THE REQUEST
Write out the records below word for word, please.

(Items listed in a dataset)
◇ ◇ ◇ ◇

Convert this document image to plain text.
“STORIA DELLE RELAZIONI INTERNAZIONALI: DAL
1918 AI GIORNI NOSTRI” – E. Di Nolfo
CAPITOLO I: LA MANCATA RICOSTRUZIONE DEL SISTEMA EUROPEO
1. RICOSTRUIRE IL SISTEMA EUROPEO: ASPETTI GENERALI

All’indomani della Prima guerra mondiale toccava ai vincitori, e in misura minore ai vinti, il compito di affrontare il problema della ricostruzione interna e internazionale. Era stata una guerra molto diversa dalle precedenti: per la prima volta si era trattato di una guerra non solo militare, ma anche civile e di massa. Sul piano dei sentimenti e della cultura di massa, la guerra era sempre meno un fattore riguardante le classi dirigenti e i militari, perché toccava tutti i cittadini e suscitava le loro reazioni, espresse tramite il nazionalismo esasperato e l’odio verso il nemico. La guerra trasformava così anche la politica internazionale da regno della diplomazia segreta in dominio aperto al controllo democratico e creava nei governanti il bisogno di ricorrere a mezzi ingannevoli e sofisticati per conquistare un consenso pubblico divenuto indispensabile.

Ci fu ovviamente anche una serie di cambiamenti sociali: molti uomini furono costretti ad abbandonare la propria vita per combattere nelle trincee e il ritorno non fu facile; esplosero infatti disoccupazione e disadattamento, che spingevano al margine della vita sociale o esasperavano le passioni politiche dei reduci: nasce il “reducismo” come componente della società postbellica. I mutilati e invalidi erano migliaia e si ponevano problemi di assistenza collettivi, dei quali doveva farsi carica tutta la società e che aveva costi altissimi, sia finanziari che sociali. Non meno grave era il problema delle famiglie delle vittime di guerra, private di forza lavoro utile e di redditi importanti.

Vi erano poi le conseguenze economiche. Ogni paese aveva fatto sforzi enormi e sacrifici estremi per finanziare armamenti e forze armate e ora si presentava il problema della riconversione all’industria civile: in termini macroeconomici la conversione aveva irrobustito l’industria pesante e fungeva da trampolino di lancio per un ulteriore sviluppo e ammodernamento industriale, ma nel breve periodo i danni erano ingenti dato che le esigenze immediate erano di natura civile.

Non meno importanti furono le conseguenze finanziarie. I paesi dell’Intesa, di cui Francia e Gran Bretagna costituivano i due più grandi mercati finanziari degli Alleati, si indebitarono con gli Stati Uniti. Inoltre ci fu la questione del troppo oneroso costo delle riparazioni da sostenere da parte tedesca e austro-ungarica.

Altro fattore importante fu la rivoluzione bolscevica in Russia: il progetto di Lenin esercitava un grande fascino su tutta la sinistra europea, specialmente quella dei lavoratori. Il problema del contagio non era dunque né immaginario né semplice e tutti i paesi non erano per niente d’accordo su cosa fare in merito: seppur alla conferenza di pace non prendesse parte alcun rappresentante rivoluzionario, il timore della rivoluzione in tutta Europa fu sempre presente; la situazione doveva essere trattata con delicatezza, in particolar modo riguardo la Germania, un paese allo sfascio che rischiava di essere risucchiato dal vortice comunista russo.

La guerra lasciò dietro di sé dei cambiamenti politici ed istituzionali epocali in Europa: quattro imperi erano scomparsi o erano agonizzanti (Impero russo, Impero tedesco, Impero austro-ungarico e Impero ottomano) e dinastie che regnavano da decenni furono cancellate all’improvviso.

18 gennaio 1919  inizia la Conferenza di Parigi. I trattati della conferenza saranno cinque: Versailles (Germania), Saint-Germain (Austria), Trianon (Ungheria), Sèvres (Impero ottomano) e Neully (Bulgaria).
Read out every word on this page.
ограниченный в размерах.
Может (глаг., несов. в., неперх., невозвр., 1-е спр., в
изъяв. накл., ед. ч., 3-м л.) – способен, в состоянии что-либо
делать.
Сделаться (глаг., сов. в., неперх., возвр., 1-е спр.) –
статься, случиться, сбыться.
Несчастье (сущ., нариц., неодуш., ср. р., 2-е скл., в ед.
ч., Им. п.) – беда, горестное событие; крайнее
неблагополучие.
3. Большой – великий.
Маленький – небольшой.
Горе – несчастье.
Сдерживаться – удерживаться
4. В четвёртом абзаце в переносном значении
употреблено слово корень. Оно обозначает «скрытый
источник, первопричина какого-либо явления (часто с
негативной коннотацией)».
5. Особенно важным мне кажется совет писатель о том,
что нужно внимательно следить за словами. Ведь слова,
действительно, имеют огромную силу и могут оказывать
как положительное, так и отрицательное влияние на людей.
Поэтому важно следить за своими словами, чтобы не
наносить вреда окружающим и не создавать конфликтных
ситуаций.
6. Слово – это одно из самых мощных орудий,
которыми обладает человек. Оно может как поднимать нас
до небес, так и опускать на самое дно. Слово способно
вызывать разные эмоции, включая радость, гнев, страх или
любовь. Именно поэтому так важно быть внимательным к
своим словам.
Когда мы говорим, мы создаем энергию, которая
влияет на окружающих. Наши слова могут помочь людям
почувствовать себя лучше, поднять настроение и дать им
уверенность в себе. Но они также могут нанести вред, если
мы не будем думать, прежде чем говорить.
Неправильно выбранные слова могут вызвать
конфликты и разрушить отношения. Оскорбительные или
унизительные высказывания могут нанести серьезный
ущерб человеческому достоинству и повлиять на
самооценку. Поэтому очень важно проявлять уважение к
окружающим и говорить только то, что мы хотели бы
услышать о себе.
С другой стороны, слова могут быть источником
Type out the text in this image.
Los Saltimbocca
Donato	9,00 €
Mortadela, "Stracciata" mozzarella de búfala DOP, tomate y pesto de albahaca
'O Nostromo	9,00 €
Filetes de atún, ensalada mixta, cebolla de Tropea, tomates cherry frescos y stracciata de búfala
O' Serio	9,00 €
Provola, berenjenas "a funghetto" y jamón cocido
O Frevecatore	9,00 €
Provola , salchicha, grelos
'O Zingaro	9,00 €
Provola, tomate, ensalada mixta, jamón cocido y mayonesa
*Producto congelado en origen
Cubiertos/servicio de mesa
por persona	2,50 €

◇ ◇ ◇ ◇

WORKED SOLUTION
Convert this document image to plain text.
“STORIA DELLE RELAZIONI INTERNAZIONALI: DAL
1918 AI GIORNI NOSTRI” – E. Di Nolfo
CAPITOLO I: LA MANCATA RICOSTRUZIONE DEL SISTEMA EUROPEO
1. RICOSTRUIRE IL SISTEMA EUROPEO: ASPETTI GENERALI

All’indomani della Prima guerra mondiale toccava ai vincitori, e in misura minore ai vinti, il compito di affrontare il problema della ricostruzione interna e internazionale. Era stata una guerra molto diversa dalle precedenti: per la prima volta si era trattato di una guerra non solo militare, ma anche civile e di massa. Sul piano dei sentimenti e della cultura di massa, la guerra era sempre meno un fattore riguardante le classi dirigenti e i militari, perché toccava tutti i cittadini e suscitava le loro reazioni, espresse tramite il nazionalismo esasperato e l’odio verso il nemico. La guerra trasformava così anche la politica internazionale da regno della diplomazia segreta in dominio aperto al controllo democratico e creava nei governanti il bisogno di ricorrere a mezzi ingannevoli e sofisticati per conquistare un consenso pubblico divenuto indispensabile.

Ci fu ovviamente anche una serie di cambiamenti sociali: molti uomini furono costretti ad abbandonare la propria vita per combattere nelle trincee e il ritorno non fu facile; esplosero infatti disoccupazione e disadattamento, che spingevano al margine della vita sociale o esasperavano le passioni politiche dei reduci: nasce il “reducismo” come componente della società postbellica. I mutilati e invalidi erano migliaia e si ponevano problemi di assistenza collettivi, dei quali doveva farsi carica tutta la società e che aveva costi altissimi, sia finanziari che sociali. Non meno grave era il problema delle famiglie delle vittime di guerra, private di forza lavoro utile e di redditi importanti.

Vi erano poi le conseguenze economiche. Ogni paese aveva fatto sforzi enormi e sacrifici estremi per finanziare armamenti e forze armate e ora si presentava il problema della riconversione all’industria civile: in termini macroeconomici la conversione aveva irrobustito l’industria pesante e fungeva da trampolino di lancio per un ulteriore sviluppo e ammodernamento industriale, ma nel breve periodo i danni erano ingenti dato che le esigenze immediate erano di natura civile.

Non meno importanti furono le conseguenze finanziarie. I paesi dell’Intesa, di cui Francia e Gran Bretagna costituivano i due più grandi mercati finanziari degli Alleati, si indebitarono con gli Stati Uniti. Inoltre ci fu la questione del troppo oneroso costo delle riparazioni da sostenere da parte tedesca e austro-ungarica.

Altro fattore importante fu la rivoluzione bolscevica in Russia: il progetto di Lenin esercitava un grande fascino su tutta la sinistra europea, specialmente quella dei lavoratori. Il problema del contagio non era dunque né immaginario né semplice e tutti i paesi non erano per niente d’accordo su cosa fare in merito: seppur alla conferenza di pace non prendesse parte alcun rappresentante rivoluzionario, il timore della rivoluzione in tutta Europa fu sempre presente; la situazione doveva essere trattata con delicatezza, in particolar modo riguardo la Germania, un paese allo sfascio che rischiava di essere risucchiato dal vortice comunista russo.

La guerra lasciò dietro di sé dei cambiamenti politici ed istituzionali epocali in Europa: quattro imperi erano scomparsi o erano agonizzanti (Impero russo, Impero tedesco, Impero austro-ungarico e Impero ottomano) e dinastie che regnavano da decenni furono cancellate all’improvviso.

18 gennaio 1919  inizia la Conferenza di Parigi. I trattati della conferenza saranno cinque: Versailles (Germania), Saint-Germain (Austria), Trianon (Ungheria), Sèvres (Impero ottomano) e Neully (Bulgaria).
Read out every word on this page.
ограниченный в размерах.
Может (глаг., несов. в., неперх., невозвр., 1-е спр., в
изъяв. накл., ед. ч., 3-м л.) – способен, в состоянии что-либо
делать.
Сделаться (глаг., сов. в., неперх., возвр., 1-е спр.) –
статься, случиться, сбыться.
Несчастье (сущ., нариц., неодуш., ср. р., 2-е скл., в ед.
ч., Им. п.) – беда, горестное событие; крайнее
неблагополучие.
3. Большой – великий.
Маленький – небольшой.
Горе – несчастье.
Сдерживаться – удерживаться
4. В четвёртом абзаце в переносном значении
употреблено слово корень. Оно обозначает «скрытый
источник, первопричина какого-либо явления (часто с
негативной коннотацией)».
5. Особенно важным мне кажется совет писатель о том,
что нужно внимательно следить за словами. Ведь слова,
действительно, имеют огромную силу и могут оказывать
как положительное, так и отрицательное влияние на людей.
Поэтому важно следить за своими словами, чтобы не
наносить вреда окружающим и не создавать конфликтных
ситуаций.
6. Слово – это одно из самых мощных орудий,
которыми обладает человек. Оно может как поднимать нас
до небес, так и опускать на самое дно. Слово способно
вызывать разные эмоции, включая радость, гнев, страх или
любовь. Именно поэтому так важно быть внимательным к
своим словам.
Когда мы говорим, мы создаем энергию, которая
влияет на окружающих. Наши слова могут помочь людям
почувствовать себя лучше, поднять настроение и дать им
уверенность в себе. Но они также могут нанести вред, если
мы не будем думать, прежде чем говорить.
Неправильно выбранные слова могут вызвать
конфликты и разрушить отношения. Оскорбительные или
унизительные высказывания могут нанести серьезный
ущерб человеческому достоинству и повлиять на
самооценку. Поэтому очень важно проявлять уважение к
окружающим и говорить только то, что мы хотели бы
услышать о себе.
С другой стороны, слова могут быть источником
Type out the text in this image.
Los Saltimbocca
Donato	9,00 €
Mortadela, "Stracciata" mozzarella de búfala DOP, tomate y pesto de albahaca
'O Nostromo	9,00 €
Filetes de atún, ensalada mixta, cebolla de Tropea, tomates cherry frescos y stracciata de búfala
O' Serio	9,00 €
Provola, berenjenas "a funghetto" y jamón cocido
O Frevecatore	9,00 €
Provola , salchicha, grelos
'O Zingaro	9,00 €
Provola, tomate, ensalada mixta, jamón cocido y mayonesa
*Producto congelado en origen
Cubiertos/servicio de mesa
por persona	2,50 €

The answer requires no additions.